Start of Excerpted data

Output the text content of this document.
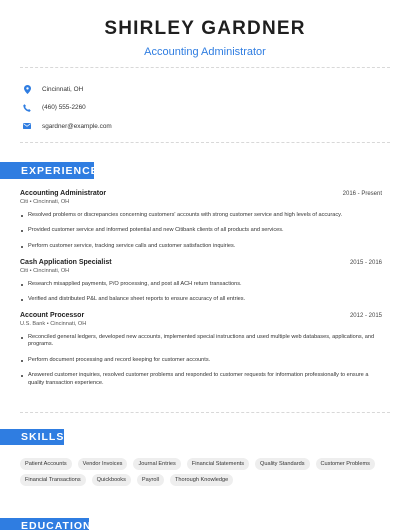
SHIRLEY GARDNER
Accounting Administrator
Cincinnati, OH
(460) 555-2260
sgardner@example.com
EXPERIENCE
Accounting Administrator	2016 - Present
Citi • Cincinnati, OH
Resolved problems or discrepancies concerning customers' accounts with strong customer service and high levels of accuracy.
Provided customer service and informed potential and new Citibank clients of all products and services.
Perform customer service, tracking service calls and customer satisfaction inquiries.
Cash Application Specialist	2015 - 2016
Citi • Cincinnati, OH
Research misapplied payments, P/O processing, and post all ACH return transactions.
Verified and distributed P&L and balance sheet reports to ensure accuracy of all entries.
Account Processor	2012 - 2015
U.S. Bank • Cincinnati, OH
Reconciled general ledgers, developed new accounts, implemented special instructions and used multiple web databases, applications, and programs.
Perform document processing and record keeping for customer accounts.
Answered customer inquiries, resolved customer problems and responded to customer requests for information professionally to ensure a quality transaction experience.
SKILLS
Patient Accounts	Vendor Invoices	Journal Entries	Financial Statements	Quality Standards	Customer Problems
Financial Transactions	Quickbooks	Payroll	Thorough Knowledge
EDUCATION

End of Excerpted data

Aim: Locate all lines holding the word "document", then copy them out.

Full output:
Output the text content of this document.
Perform document processing and record keeping for customer accounts.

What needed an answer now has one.